#### Prompt
Copy each line that contains the string "Jishnu".

#### Dataset items
# # # #
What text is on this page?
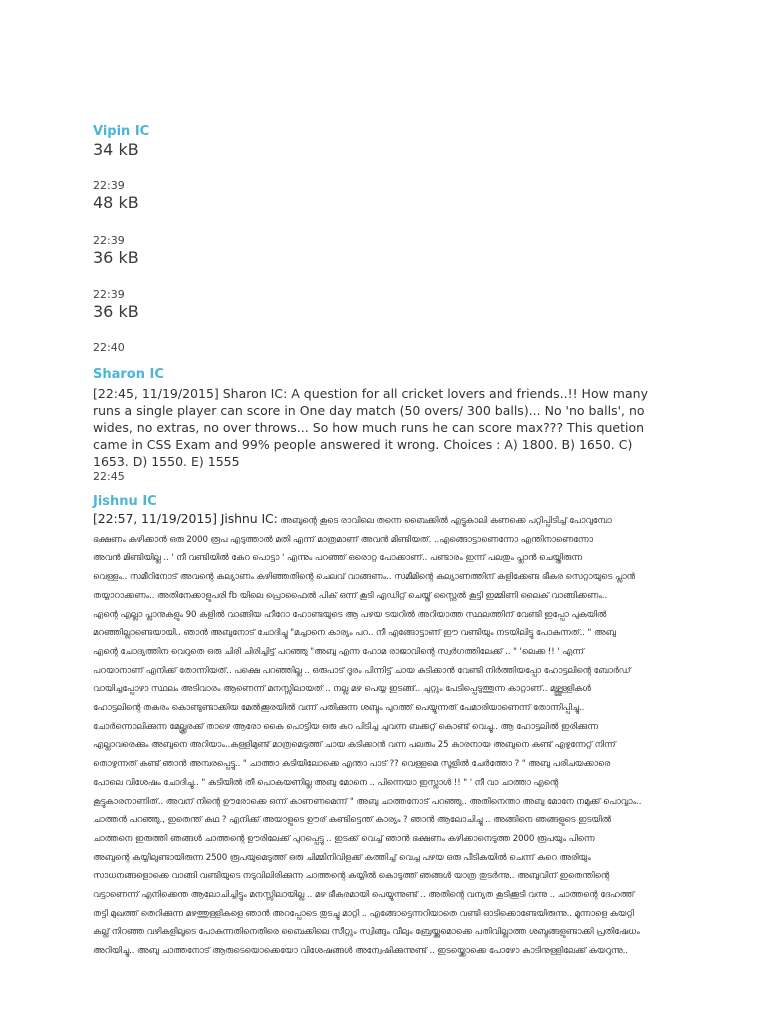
Vipin IC
34 kB
22:39
48 kB
22:39
36 kB
22:39
36 kB
22:40
Sharon IC
[22:45, 11/19/2015] Sharon IC: A question for all cricket lovers and friends..!! How many
runs a single player can score in One day match (50 overs/ 300 balls)... No 'no balls', no
wides, no extras, no over throws... So how much runs he can score max??? This quetion
came in CSS Exam and 99% people answered it wrong. Choices : A) 1800. B) 1650. C)
1653. D) 1550. E) 1555
22:45
Jishnu IC
[22:57, 11/19/2015] Jishnu IC: അബുന്റെ കൂടെ രാവിലെ തന്നെ ബൈക്കിൽ എട്ടുകാലി കണക്കെ പറ്റിപ്പിടിച്ച് പോവുമ്പോ
ഭക്ഷണം കഴിക്കാൻ ഒരു 2000 രൂപ എടുത്താൽ മതി എന്ന് മാത്രമാണ് അവൻ മിണ്ടിയത്. ..എങ്ങൊട്ടാണെന്നോ എന്തിനാണെന്നോ
അവൻ മിണ്ടിയില്ല .. ' നീ വണ്ടിയിൽ കേറ പൊട്ടാ ' എന്നും പറഞ്ഞ് ഒരൊറ്റ പോക്കാണ്.. പണ്ടാരം ഇന്ന് പലതും പ്ലാൻ ചെയ്തിരുന്ന
വെള്ളം.. സമീറിനോട് അവന്റെ കല്യാണം കഴിഞ്ഞതിന്റെ ചെലവ് വാങ്ങണം.. സമീമിന്റെ കല്യാണത്തിന് കളിക്കേണ്ട ഭീകര സെറ്റായുടെ പ്ലാൻ
തയ്യാറാക്കണം.. അതിനേക്കാളുപരി fb യിലെ പ്രൊഫൈൽ പിക് ഒന്ന് കൂടി എഡിറ്റ് ചെയ്ത് സ്റ്റൈൽ കൂട്ടി ഇമ്മിണി ലൈക് വാങ്ങിക്കണം..
എന്റെ എല്ലാ പ്ലാനുകളും 90 കളിൽ വാങ്ങിയ ഹീറോ ഹോണ്ടയുടെ ആ പഴയ ടയറിൽ അറിയാത്ത സ്ഥലത്തിന് വേണ്ടി ഇപ്പോ പുകയിൽ
മറഞ്ഞില്ലാണ്ടെയായി.. ഞാൻ അബുനോട് ചോദിച്ചു "മച്ചാനെ കാര്യം പറ.. നീ എങ്ങോട്ടാണ് ഈ വണ്ടിയും നടയിലിട്ടു പോകുന്നത്.. " അബു
എന്റെ ചോദ്യത്തിന വെറുതെ ഒരു ചിരി ചിരിച്ചിട്ട് പറഞ്ഞു "അബു എന്ന ഹോമ രാജാവിന്റെ സ്വർഗത്തിലേക്ക് .. " 'ലെക്ക !! ' എന്ന്
പറയാനാണ് എനിക്ക് തോന്നിയത്.. പക്ഷെ പറഞ്ഞില്ല .. ഒരുപാട് ദൂരം പിന്നിട്ട് ചായ കുടിക്കാൻ വേണ്ടി നിർത്തിയപ്പോ ഹോട്ടലിന്റെ ബോർഡ്
വായിച്ചപ്പോഴാ സ്ഥലം അടിവാരം ആണെന്ന് മനസ്സിലായത് .. നല്ല മഴ പെയ്യ ഇടങ്ങ്.. ചുറ്റും പേടിപ്പെടുത്തുന്ന കാറ്റാണ്.. മഴ്ത്തുള്ളികൾ
ഹോട്ടലിന്റെ തകരം കൊണ്ടുണ്ടാക്കിയ മേൽക്കൂരയിൽ വന്ന് പതിക്കുന്ന ശബ്ദം പുറത്ത് പെയ്യുന്നത് പേമാരിയാണെന്ന് തോന്നിപ്പിച്ചു..
ചോർന്നൊലിക്കുന്ന മേല്ക്കൂരക്ക് താഴെ ആരോ കൈ പൊട്ടിയ ഒരു കറ പിടിച്ച ചുവന്ന ബക്കറ്റ് കൊണ്ട് വെച്ചു.. ആ ഹോട്ടലിൽ ഇരിക്കുന്ന
എല്ലാവരെക്കും അബുനെ അറിയാം..കള്ളിമുണ്ട് മാത്രമെടുത്ത് ചായ കടിക്കാൻ വന്ന പലരും 25 കാരനായ അബുനെ കണ്ട് എഴുന്നേറ്റ് നിന്ന്
തൊഴുന്നത് കണ്ട് ഞാൻ അമ്പരപ്പെട്ടു.. " ചാത്താ കടിയിലോക്കെ എന്താ പാട് ?? വെള്ളമെ സൂളിൽ ചേർത്തോ ? " അബു പരിചയക്കാരെ
പോലെ വിശേഷം ചോദിച്ചു.. " കടിയിൽ തീ പൊകയണില്ല അബു മോനെ .. പിന്നെയാ ഇസ്ലാൾ !! " ' നീ വാ ചാത്താ എന്റെ
കൂട്ടുകാരനാണിത്.. അവന് നിന്റെ ഊരോക്കെ ഒന്ന് കാണണമെന്ന് " അബു ചാത്തനോട് പറഞ്ഞു.. അതിനെന്താ അബു മോനേ നമുക്ക് പൊവ്വാം..
ചാത്തൻ പറഞ്ഞു., ഇതെന്ത് കഥ ? എനിക്ക് അയാളുടെ ഊര് കണ്ടിട്ടെന്ത് കാര്യം ? ഞാൻ ആലോചിച്ചു .. അങ്ങിനെ ഞങ്ങളുടെ ഇടയിൽ
ചാത്തനെ ഇരുത്തി ഞങ്ങൾ ചാത്തന്റെ ഊരിലേക്ക് പുറപ്പെട്ടു .. ഇടക്ക് വെച്ച് ഞാൻ ഭക്ഷണം കഴിക്കാനെടുത്ത 2000 രൂപയും പിന്നെ
അബുന്റെ കയ്യിലുണ്ടായിരുന്ന 2500 രൂപയുമെടുത്ത് ഒരു ചിമ്മിനിവിളക്ക് കത്തിച്ച് വെച്ച പഴയ ഒരു പീടികയിൽ ചെന്ന് കറെ അരിയും
സാധനങ്ങളൊക്കെ വാങ്ങി വണ്ടിയുടെ നടുവിലിരിക്കുന്ന ചാത്തന്റെ കയ്യിൽ കൊടുത്ത് ഞങ്ങൾ യാത്ര തുടർന്നു.. അബുവിന് ഇതെന്തിന്റെ
വട്ടാണെന്ന് എനിക്കെന്ത ആലോചിച്ചിട്ടും മനസ്സിലായില്ല .. മഴ ഭീകരമായി പെയ്യുന്നുണ്ട് .. അതിന്റെ വന്യത കൂടിക്കൂടി വന്നു .. ചാത്തന്റെ ദേഹത്ത്
തട്ടി മുഖത്ത് തെറിക്കുന്ന മഴത്തുള്ളികളെ ഞാൻ അറപ്പോടെ തുടച്ചു മാറ്റി .. എങ്ങോട്ടെന്നറിയാതെ വണ്ടി ഓടിക്കൊണ്ടേയിരുന്നു.. മൂന്നാളെ കയറ്റി
കല്ല് നിറഞ്ഞ വഴികളിലൂടെ പോകുന്നതിനെതിരെ ബൈക്കിലെ സീറ്റും സ്വിങ്ങും വീലും ബ്രേയ്ക്കുമൊക്കെ പതിവില്ലാത്ത ശബ്ദങ്ങളുണ്ടാക്കി പ്രതിഷേധം
അറിയിച്ചു.. അബു ചാത്തനോട് ആരുടെയൊക്കെയോ വിശേഷങ്ങൾ അന്വേഷിക്കുന്നുണ്ട് .. ഇടയ്ക്കൊക്കെ പോഴോ കാടിനുള്ളിലേക്ക് കയറുന്നു..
# # # #
#### Answer to this exercise
Jishnu IC
[22:57, 11/19/2015] Jishnu IC: അബുന്റെ കൂടെ രാവിലെ തന്നെ ബൈക്കിൽ എട്ടുകാലി കണക്കെ പറ്റിപ്പിടിച്ച് പോവുമ്പോ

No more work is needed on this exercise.